• **Your objective**:
Reproduce the listing word for word, leaving every picture behind.

(Dataset items)
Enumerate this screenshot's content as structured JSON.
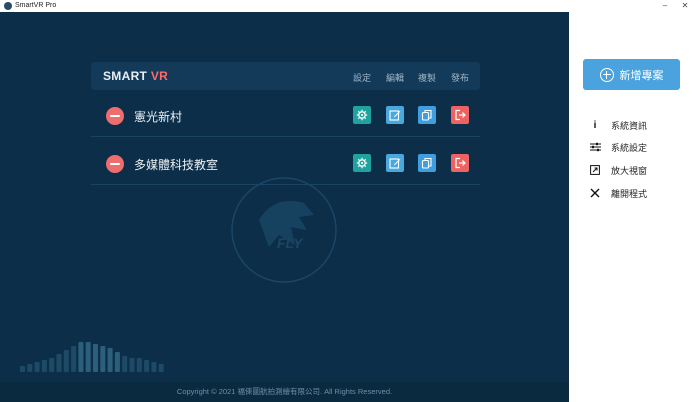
{
  "window": {
    "title": "SmartVR Pro",
    "minimize": "–",
    "close": "✕"
  },
  "header": {
    "brand_main": "SMART",
    "brand_accent": "VR",
    "links": [
      "設定",
      "編輯",
      "複製",
      "發布"
    ]
  },
  "projects": [
    {
      "name": "憲光新村"
    },
    {
      "name": "多媒體科技教室"
    }
  ],
  "footer": {
    "copyright": "Copyright © 2021 福倈圖航拍測繪有限公司. All Rights Reserved."
  },
  "sidebar": {
    "new_project": "新增專案",
    "menu": [
      {
        "label": "系統資訊",
        "icon": "info-icon"
      },
      {
        "label": "系統設定",
        "icon": "sliders-icon"
      },
      {
        "label": "放大視窗",
        "icon": "expand-icon"
      },
      {
        "label": "離開程式",
        "icon": "close-icon"
      }
    ]
  },
  "colors": {
    "panel": "#0d2e48",
    "accent": "#4aa3df",
    "danger": "#ee6e6e",
    "teal": "#1ea3a0"
  }
}
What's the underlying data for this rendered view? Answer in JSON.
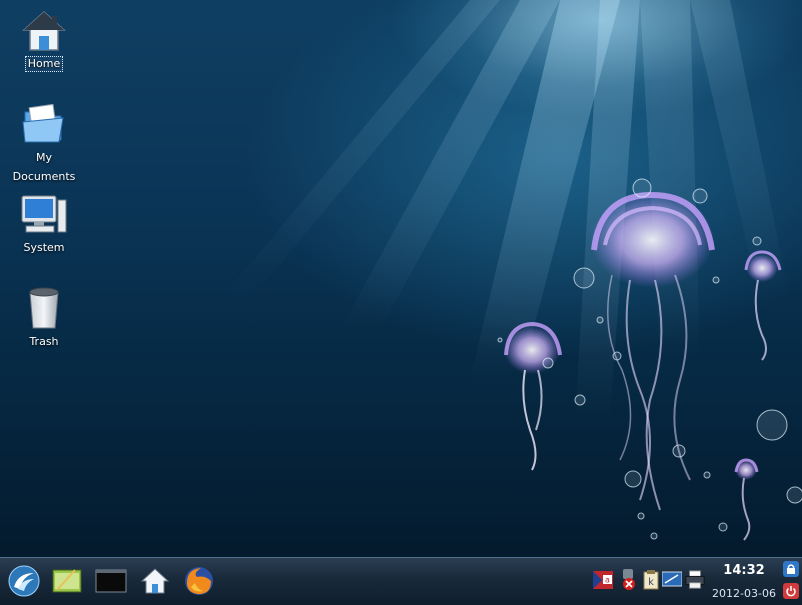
{
  "desktop": {
    "icons": [
      {
        "label": "Home",
        "icon": "home-icon"
      },
      {
        "label": "My\nDocuments",
        "icon": "folder-icon"
      },
      {
        "label": "System",
        "icon": "computer-icon"
      },
      {
        "label": "Trash",
        "icon": "trash-icon"
      }
    ],
    "labels": {
      "home": "Home",
      "documents_line1": "My",
      "documents_line2": "Documents",
      "system": "System",
      "trash": "Trash"
    }
  },
  "taskbar": {
    "launchers": [
      "kickoff-menu-icon",
      "text-editor-icon",
      "terminal-icon",
      "home-folder-icon",
      "firefox-icon"
    ],
    "tray": [
      "keyboard-layout-icon",
      "network-disconnected-icon",
      "klipper-icon",
      "display-icon",
      "printer-icon"
    ],
    "clock": {
      "time": "14:32",
      "date": "2012-03-06"
    },
    "side": [
      "lock-icon",
      "shutdown-icon"
    ]
  },
  "colors": {
    "accent": "#7ab8e6",
    "jellyfish": "#c9a3ff",
    "shutdown": "#d23b3b"
  }
}
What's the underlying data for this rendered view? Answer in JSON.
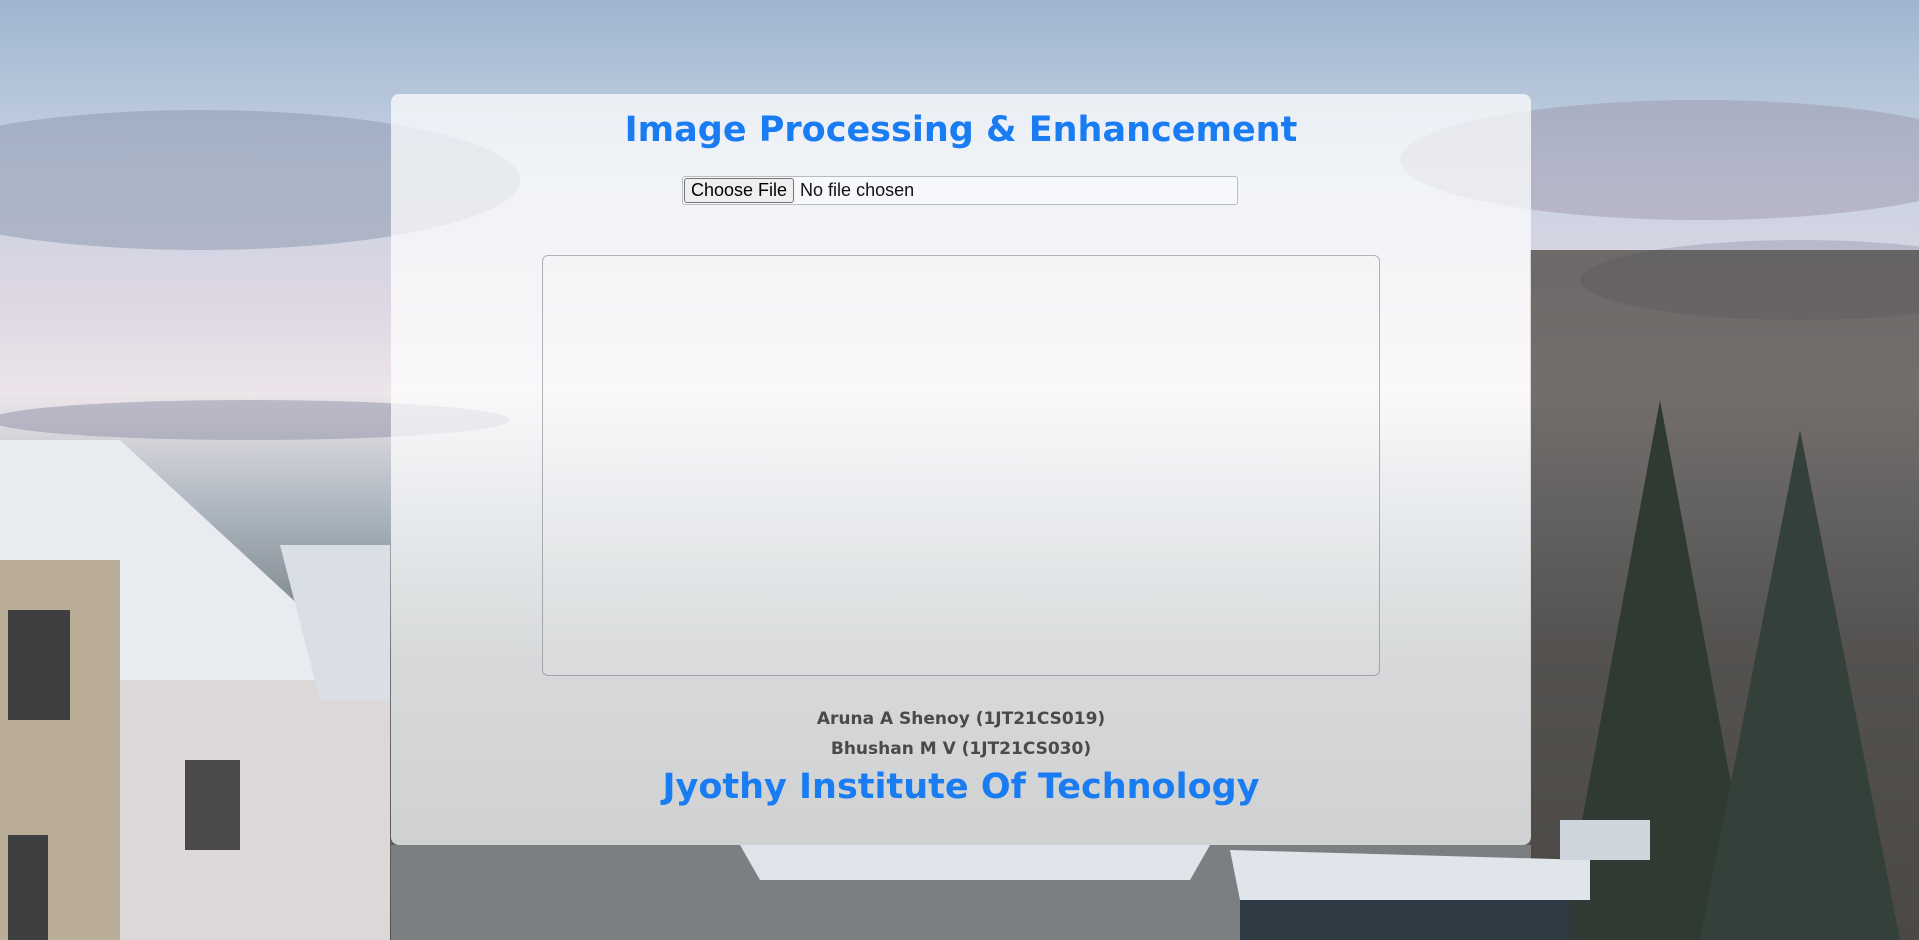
{
  "header": {
    "title": "Image Processing & Enhancement"
  },
  "upload": {
    "button_label": "Choose File",
    "status": "No file chosen"
  },
  "authors": [
    "Aruna A Shenoy (1JT21CS019)",
    "Bhushan M V (1JT21CS030)"
  ],
  "footer": {
    "institute": "Jyothy Institute Of Technology"
  },
  "colors": {
    "accent": "#1a7cf2",
    "author_text": "#4a4a4a"
  }
}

• **Solution below**:
Enumerate this screenshot's content as structured JSON.
{
  "window": {
    "title": "SmartVR Pro",
    "minimize": "–",
    "close": "✕"
  },
  "header": {
    "brand_main": "SMART",
    "brand_accent": "VR",
    "links": [
      "設定",
      "編輯",
      "複製",
      "發布"
    ]
  },
  "projects": [
    {
      "name": "憲光新村"
    },
    {
      "name": "多媒體科技教室"
    }
  ],
  "footer": {
    "copyright": "Copyright © 2021 福倈圖航拍測繪有限公司. All Rights Reserved."
  },
  "sidebar": {
    "new_project": "新增專案",
    "menu": [
      {
        "label": "系統資訊",
        "icon": "info-icon"
      },
      {
        "label": "系統設定",
        "icon": "sliders-icon"
      },
      {
        "label": "放大視窗",
        "icon": "expand-icon"
      },
      {
        "label": "離開程式",
        "icon": "close-icon"
      }
    ]
  },
  "colors": {
    "panel": "#0d2e48",
    "accent": "#4aa3df",
    "danger": "#ee6e6e",
    "teal": "#1ea3a0"
  }
}
What's the underlying data for this rendered view? Answer in JSON.
{
  "desktop": {
    "icons": [
      {
        "label": "Home",
        "icon": "home-icon"
      },
      {
        "label": "My\nDocuments",
        "icon": "folder-icon"
      },
      {
        "label": "System",
        "icon": "computer-icon"
      },
      {
        "label": "Trash",
        "icon": "trash-icon"
      }
    ],
    "labels": {
      "home": "Home",
      "documents_line1": "My",
      "documents_line2": "Documents",
      "system": "System",
      "trash": "Trash"
    }
  },
  "taskbar": {
    "launchers": [
      "kickoff-menu-icon",
      "text-editor-icon",
      "terminal-icon",
      "home-folder-icon",
      "firefox-icon"
    ],
    "tray": [
      "keyboard-layout-icon",
      "network-disconnected-icon",
      "klipper-icon",
      "display-icon",
      "printer-icon"
    ],
    "clock": {
      "time": "14:32",
      "date": "2012-03-06"
    },
    "side": [
      "lock-icon",
      "shutdown-icon"
    ]
  },
  "colors": {
    "accent": "#7ab8e6",
    "jellyfish": "#c9a3ff",
    "shutdown": "#d23b3b"
  }
}
What's the underlying data for this rendered view? Answer in JSON.
{
  "header": {
    "title": "Image Processing & Enhancement"
  },
  "upload": {
    "button_label": "Choose File",
    "status": "No file chosen"
  },
  "authors": [
    "Aruna A Shenoy (1JT21CS019)",
    "Bhushan M V (1JT21CS030)"
  ],
  "footer": {
    "institute": "Jyothy Institute Of Technology"
  },
  "colors": {
    "accent": "#1a7cf2",
    "author_text": "#4a4a4a"
  }
}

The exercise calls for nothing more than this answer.